Stored entries:
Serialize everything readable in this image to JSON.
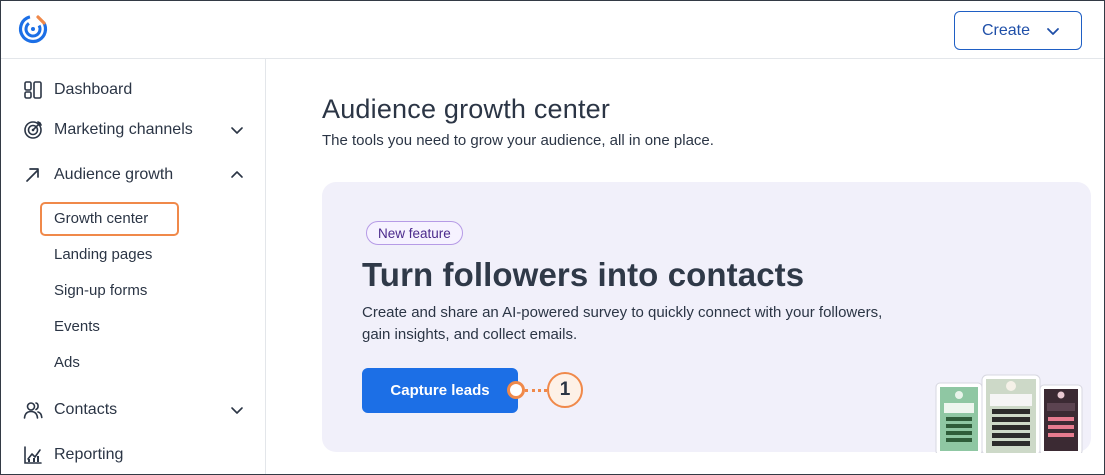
{
  "header": {
    "logo": "constant-contact-logo",
    "create_label": "Create"
  },
  "sidebar": {
    "items": [
      {
        "label": "Dashboard",
        "icon": "dashboard-icon"
      },
      {
        "label": "Marketing channels",
        "icon": "target-icon"
      },
      {
        "label": "Audience growth",
        "icon": "arrow-up-right-icon"
      },
      {
        "label": "Contacts",
        "icon": "contacts-icon"
      },
      {
        "label": "Reporting",
        "icon": "reporting-icon"
      }
    ],
    "sub_items": [
      "Growth center",
      "Landing pages",
      "Sign-up forms",
      "Events",
      "Ads"
    ],
    "active_sub": "Growth center"
  },
  "main": {
    "title": "Audience growth center",
    "subtitle": "The tools you need to grow your audience, all in one place.",
    "card": {
      "badge": "New feature",
      "title": "Turn followers into contacts",
      "description": "Create and share an AI-powered survey to quickly connect with your followers, gain insights, and collect emails.",
      "cta_label": "Capture leads"
    },
    "callout_number": "1"
  },
  "colors": {
    "accent": "#1c6fe6",
    "callout": "#f0894a",
    "card_bg": "#f1f0fa",
    "badge_text": "#4b2a8c"
  }
}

_TASK GOAL:_ Without the pictures, extract every entry verbatim.

_SOLUTION FOR THIS TASK:_
Serialize everything readable in this image to JSON.
{
  "header": {
    "logo": "constant-contact-logo",
    "create_label": "Create"
  },
  "sidebar": {
    "items": [
      {
        "label": "Dashboard",
        "icon": "dashboard-icon"
      },
      {
        "label": "Marketing channels",
        "icon": "target-icon"
      },
      {
        "label": "Audience growth",
        "icon": "arrow-up-right-icon"
      },
      {
        "label": "Contacts",
        "icon": "contacts-icon"
      },
      {
        "label": "Reporting",
        "icon": "reporting-icon"
      }
    ],
    "sub_items": [
      "Growth center",
      "Landing pages",
      "Sign-up forms",
      "Events",
      "Ads"
    ],
    "active_sub": "Growth center"
  },
  "main": {
    "title": "Audience growth center",
    "subtitle": "The tools you need to grow your audience, all in one place.",
    "card": {
      "badge": "New feature",
      "title": "Turn followers into contacts",
      "description": "Create and share an AI-powered survey to quickly connect with your followers, gain insights, and collect emails.",
      "cta_label": "Capture leads"
    },
    "callout_number": "1"
  },
  "colors": {
    "accent": "#1c6fe6",
    "callout": "#f0894a",
    "card_bg": "#f1f0fa",
    "badge_text": "#4b2a8c"
  }
}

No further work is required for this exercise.